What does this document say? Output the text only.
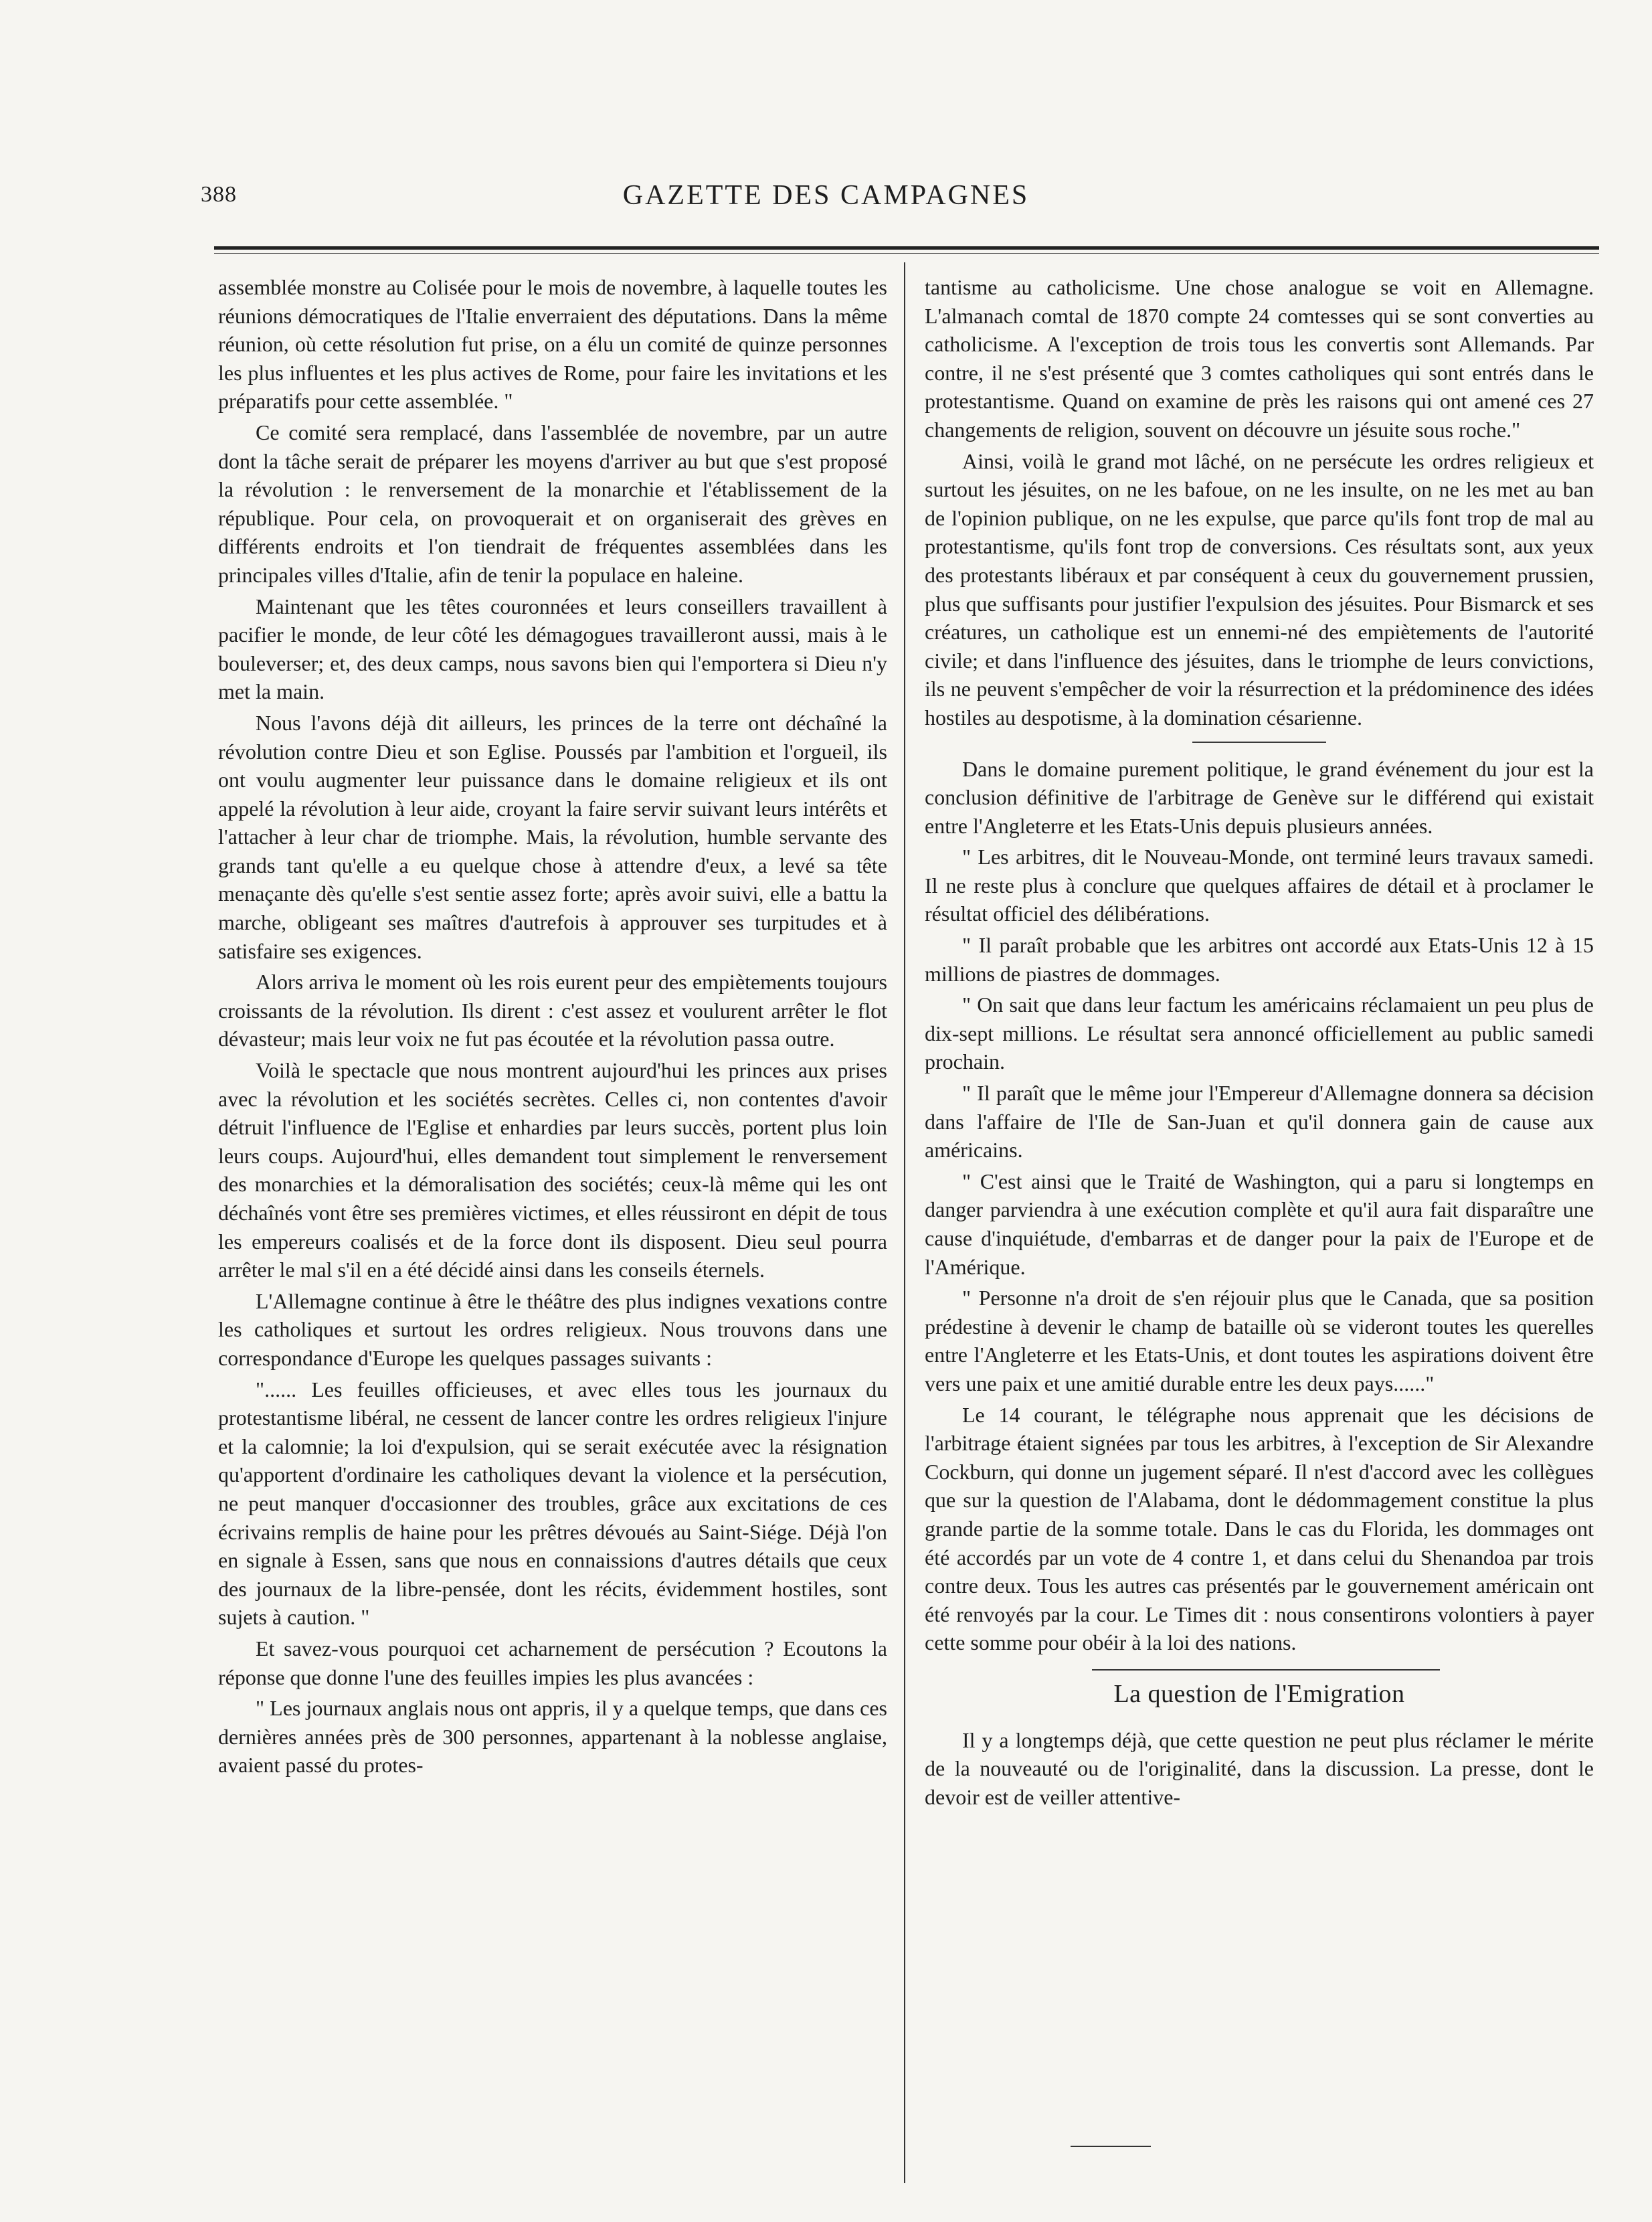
388	GAZETTE DES CAMPAGNES

assemblée monstre au Colisée pour le mois de novembre, à laquelle toutes les réunions démocratiques de l'Italie enverraient des députations. Dans la même réunion, où cette résolution fut prise, on a élu un comité de quinze personnes les plus influentes et les plus actives de Rome, pour faire les invitations et les préparatifs pour cette assemblée. "

Ce comité sera remplacé, dans l'assemblée de novembre, par un autre dont la tâche serait de préparer les moyens d'arriver au but que s'est proposé la révolution : le renversement de la monarchie et l'établissement de la république. Pour cela, on provoquerait et on organiserait des grèves en différents endroits et l'on tiendrait de fréquentes assemblées dans les principales villes d'Italie, afin de tenir la populace en haleine.

Maintenant que les têtes couronnées et leurs conseillers travaillent à pacifier le monde, de leur côté les démagogues travailleront aussi, mais à le bouleverser; et, des deux camps, nous savons bien qui l'emportera si Dieu n'y met la main.

Nous l'avons déjà dit ailleurs, les princes de la terre ont déchaîné la révolution contre Dieu et son Eglise. Poussés par l'ambition et l'orgueil, ils ont voulu augmenter leur puissance dans le domaine religieux et ils ont appelé la révolution à leur aide, croyant la faire servir suivant leurs intérêts et l'attacher à leur char de triomphe. Mais, la révolution, humble servante des grands tant qu'elle a eu quelque chose à attendre d'eux, a levé sa tête menaçante dès qu'elle s'est sentie assez forte; après avoir suivi, elle a battu la marche, obligeant ses maîtres d'autrefois à approuver ses turpitudes et à satisfaire ses exigences.

Alors arriva le moment où les rois eurent peur des empiètements toujours croissants de la révolution. Ils dirent : c'est assez et voulurent arrêter le flot dévasteur; mais leur voix ne fut pas écoutée et la révolution passa outre.

Voilà le spectacle que nous montrent aujourd'hui les princes aux prises avec la révolution et les sociétés secrètes. Celles ci, non contentes d'avoir détruit l'influence de l'Eglise et enhardies par leurs succès, portent plus loin leurs coups. Aujourd'hui, elles demandent tout simplement le renversement des monarchies et la démoralisation des sociétés; ceux-là même qui les ont déchaînés vont être ses premières victimes, et elles réussiront en dépit de tous les empereurs coalisés et de la force dont ils disposent. Dieu seul pourra arrêter le mal s'il en a été décidé ainsi dans les conseils éternels.

L'Allemagne continue à être le théâtre des plus indignes vexations contre les catholiques et surtout les ordres religieux. Nous trouvons dans une correspondance d'Europe les quelques passages suivants :

"...... Les feuilles officieuses, et avec elles tous les journaux du protestantisme libéral, ne cessent de lancer contre les ordres religieux l'injure et la calomnie; la loi d'expulsion, qui se serait exécutée avec la résignation qu'apportent d'ordinaire les catholiques devant la violence et la persécution, ne peut manquer d'occasionner des troubles, grâce aux excitations de ces écrivains remplis de haine pour les prêtres dévoués au Saint-Siége. Déjà l'on en signale à Essen, sans que nous en connaissions d'autres détails que ceux des journaux de la libre-pensée, dont les récits, évidemment hostiles, sont sujets à caution. "

Et savez-vous pourquoi cet acharnement de persécution ? Ecoutons la réponse que donne l'une des feuilles impies les plus avancées :

" Les journaux anglais nous ont appris, il y a quelque temps, que dans ces dernières années près de 300 personnes, appartenant à la noblesse anglaise, avaient passé du protes-

tantisme au catholicisme. Une chose analogue se voit en Allemagne. L'almanach comtal de 1870 compte 24 comtesses qui se sont converties au catholicisme. A l'exception de trois tous les convertis sont Allemands. Par contre, il ne s'est présenté que 3 comtes catholiques qui sont entrés dans le protestantisme. Quand on examine de près les raisons qui ont amené ces 27 changements de religion, souvent on découvre un jésuite sous roche."

Ainsi, voilà le grand mot lâché, on ne persécute les ordres religieux et surtout les jésuites, on ne les bafoue, on ne les insulte, on ne les met au ban de l'opinion publique, on ne les expulse, que parce qu'ils font trop de mal au protestantisme, qu'ils font trop de conversions. Ces résultats sont, aux yeux des protestants libéraux et par conséquent à ceux du gouvernement prussien, plus que suffisants pour justifier l'expulsion des jésuites. Pour Bismarck et ses créatures, un catholique est un ennemi-né des empiètements de l'autorité civile; et dans l'influence des jésuites, dans le triomphe de leurs convictions, ils ne peuvent s'empêcher de voir la résurrection et la prédominence des idées hostiles au despotisme, à la domination césarienne.

Dans le domaine purement politique, le grand événement du jour est la conclusion définitive de l'arbitrage de Genève sur le différend qui existait entre l'Angleterre et les Etats-Unis depuis plusieurs années.

" Les arbitres, dit le Nouveau-Monde, ont terminé leurs travaux samedi. Il ne reste plus à conclure que quelques affaires de détail et à proclamer le résultat officiel des délibérations.

" Il paraît probable que les arbitres ont accordé aux Etats-Unis 12 à 15 millions de piastres de dommages.

" On sait que dans leur factum les américains réclamaient un peu plus de dix-sept millions. Le résultat sera annoncé officiellement au public samedi prochain.

" Il paraît que le même jour l'Empereur d'Allemagne donnera sa décision dans l'affaire de l'Ile de San-Juan et qu'il donnera gain de cause aux américains.

" C'est ainsi que le Traité de Washington, qui a paru si longtemps en danger parviendra à une exécution complète et qu'il aura fait disparaître une cause d'inquiétude, d'embarras et de danger pour la paix de l'Europe et de l'Amérique.

" Personne n'a droit de s'en réjouir plus que le Canada, que sa position prédestine à devenir le champ de bataille où se videront toutes les querelles entre l'Angleterre et les Etats-Unis, et dont toutes les aspirations doivent être vers une paix et une amitié durable entre les deux pays......"

Le 14 courant, le télégraphe nous apprenait que les décisions de l'arbitrage étaient signées par tous les arbitres, à l'exception de Sir Alexandre Cockburn, qui donne un jugement séparé. Il n'est d'accord avec les collègues que sur la question de l'Alabama, dont le dédommagement constitue la plus grande partie de la somme totale. Dans le cas du Florida, les dommages ont été accordés par un vote de 4 contre 1, et dans celui du Shenandoa par trois contre deux. Tous les autres cas présentés par le gouvernement américain ont été renvoyés par la cour. Le Times dit : nous consentirons volontiers à payer cette somme pour obéir à la loi des nations.

La question de l'Emigration

Il y a longtemps déjà, que cette question ne peut plus réclamer le mérite de la nouveauté ou de l'originalité, dans la discussion. La presse, dont le devoir est de veiller attentive-
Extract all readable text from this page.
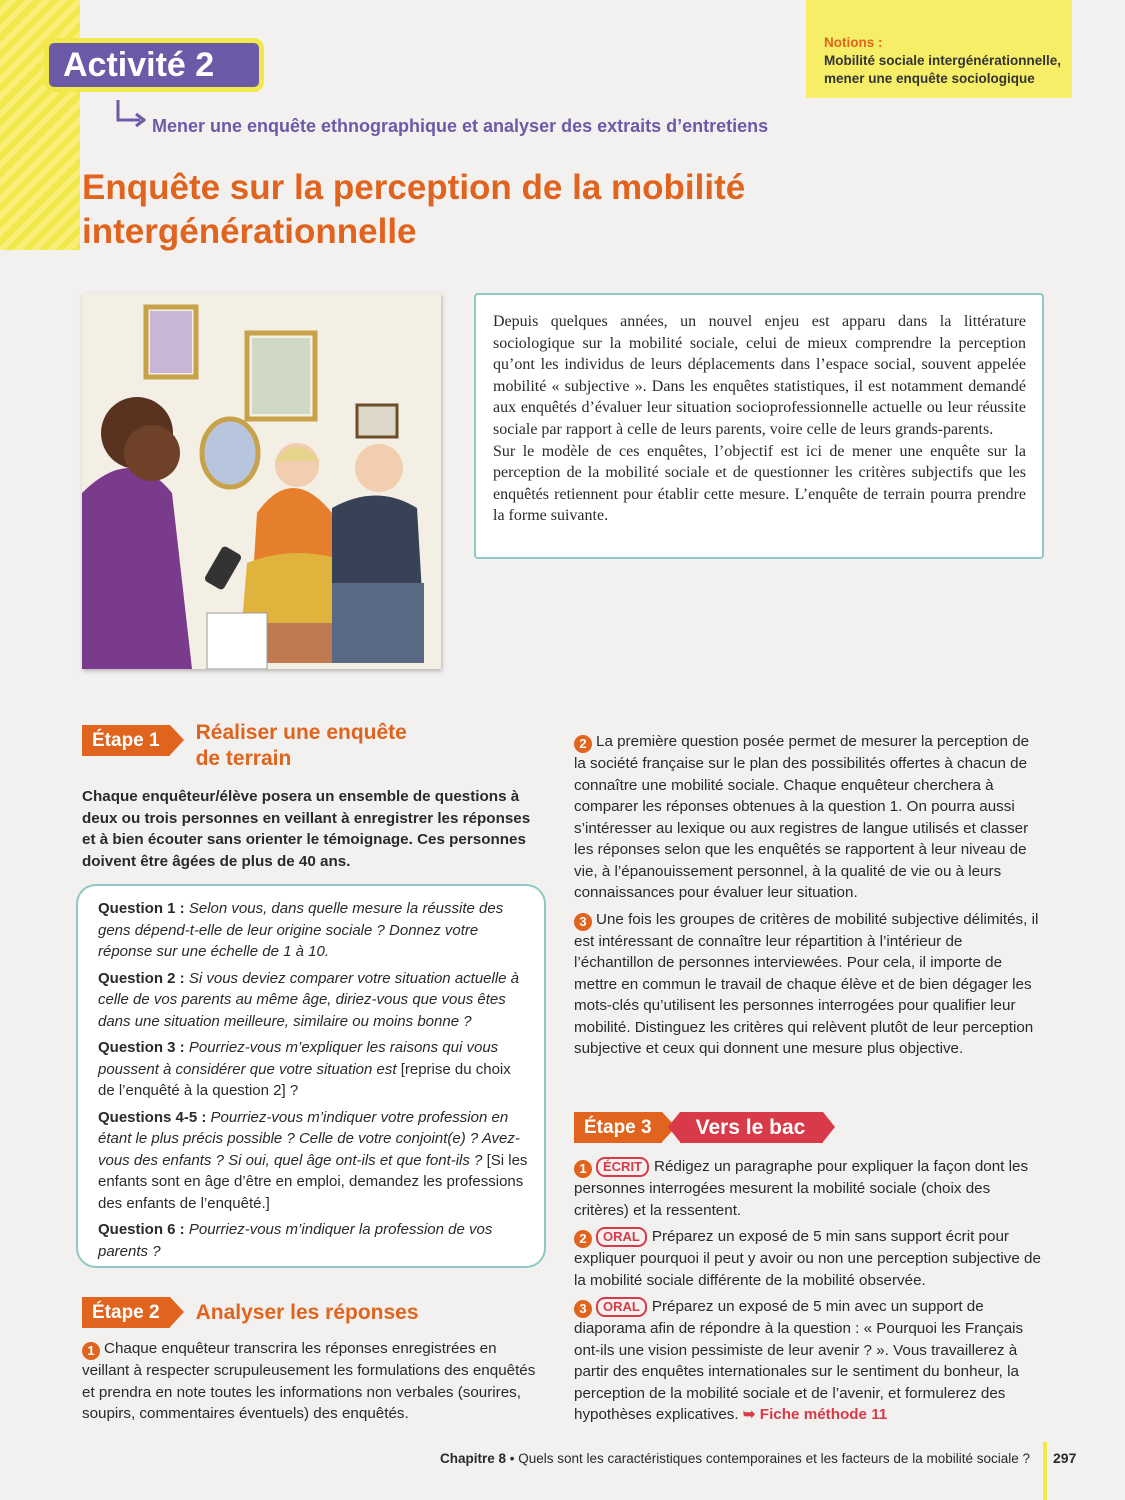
Activité 2
Mener une enquête ethnographique et analyser des extraits d’entretiens
Notions :
Mobilité sociale intergénérationnelle, mener une enquête sociologique
Enquête sur la perception de la mobilité
intergénérationnelle

Depuis quelques années, un nouvel enjeu est apparu dans la littérature sociologique sur la mobilité sociale, celui de mieux comprendre la perception qu’ont les individus de leurs déplacements dans l’espace social, souvent appelée mobilité « subjective ». Dans les enquêtes statistiques, il est notamment demandé aux enquêtés d’évaluer leur situation socioprofessionnelle actuelle ou leur réussite sociale par rapport à celle de leurs parents, voire celle de leurs grands-parents.

Sur le modèle de ces enquêtes, l’objectif est ici de mener une enquête sur la perception de la mobilité sociale et de questionner les critères subjectifs que les enquêtés retiennent pour établir cette mesure. L’enquête de terrain pourra prendre la forme suivante.

Étape 1	Réaliser une enquête
de terrain
Chaque enquêteur/élève posera un ensemble de questions à deux ou trois personnes en veillant à enregistrer les réponses et à bien écouter sans orienter le témoignage. Ces personnes doivent être âgées de plus de 40 ans.

Question 1 : Selon vous, dans quelle mesure la réussite des gens dépend-t-elle de leur origine sociale ? Donnez votre réponse sur une échelle de 1 à 10.

Question 2 : Si vous deviez comparer votre situation actuelle à celle de vos parents au même âge, diriez-vous que vous êtes dans une situation meilleure, similaire ou moins bonne ?

Question 3 : Pourriez-vous m’expliquer les raisons qui vous poussent à considérer que votre situation est [reprise du choix de l’enquêté à la question 2] ?

Questions 4-5 : Pourriez-vous m’indiquer votre profession en étant le plus précis possible ? Celle de votre conjoint(e) ? Avez-vous des enfants ? Si oui, quel âge ont-ils et que font-ils ? [Si les enfants sont en âge d’être en emploi, demandez les professions des enfants de l’enquêté.]

Question 6 : Pourriez-vous m’indiquer la profession de vos parents ?

Étape 2	Analyser les réponses
1 Chaque enquêteur transcrira les réponses enregistrées en veillant à respecter scrupuleusement les formulations des enquêtés et prendra en note toutes les informations non verbales (sourires, soupirs, commentaires éventuels) des enquêtés.

2 La première question posée permet de mesurer la perception de la société française sur le plan des possibilités offertes à chacun de connaître une mobilité sociale. Chaque enquêteur cherchera à comparer les réponses obtenues à la question 1. On pourra aussi s’intéresser au lexique ou aux registres de langue utilisés et classer les réponses selon que les enquêtés se rapportent à leur niveau de vie, à l’épanouissement personnel, à la qualité de vie ou à leurs connaissances pour évaluer leur situation.

3 Une fois les groupes de critères de mobilité subjective délimités, il est intéressant de connaître leur répartition à l’intérieur de l’échantillon de personnes interviewées. Pour cela, il importe de mettre en commun le travail de chaque élève et de bien dégager les mots-clés qu’utilisent les personnes interrogées pour qualifier leur mobilité. Distinguez les critères qui relèvent plutôt de leur perception subjective et ceux qui donnent une mesure plus objective.

Étape 3	Vers le bac

1 ÉCRIT Rédigez un paragraphe pour expliquer la façon dont les personnes interrogées mesurent la mobilité sociale (choix des critères) et la ressentent.

2 ORAL Préparez un exposé de 5 min sans support écrit pour expliquer pourquoi il peut y avoir ou non une perception subjective de la mobilité sociale différente de la mobilité observée.

3 ORAL Préparez un exposé de 5 min avec un support de diaporama afin de répondre à la question : « Pourquoi les Français ont-ils une vision pessimiste de leur avenir ? ». Vous travaillerez à partir des enquêtes internationales sur le sentiment du bonheur, la perception de la mobilité sociale et de l’avenir, et formulerez des hypothèses explicatives. ➥ Fiche méthode 11

Chapitre 8 • Quels sont les caractéristiques contemporaines et les facteurs de la mobilité sociale ? 297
..............................
■ **Do this**: Find the word "réussite" in the entries above and gather every line that holds it.

■ **Task output**:
Depuis quelques années, un nouvel enjeu est apparu dans la littérature sociologique sur la mobilité sociale, celui de mieux comprendre la perception qu’ont les individus de leurs déplacements dans l’espace social, souvent appelée mobilité « subjective ». Dans les enquêtes statistiques, il est notamment demandé aux enquêtés d’évaluer leur situation socioprofessionnelle actuelle ou leur réussite sociale par rapport à celle de leurs parents, voire celle de leurs grands-parents.
Question 1 : Selon vous, dans quelle mesure la réussite des gens dépend-t-elle de leur origine sociale ? Donnez votre réponse sur une échelle de 1 à 10.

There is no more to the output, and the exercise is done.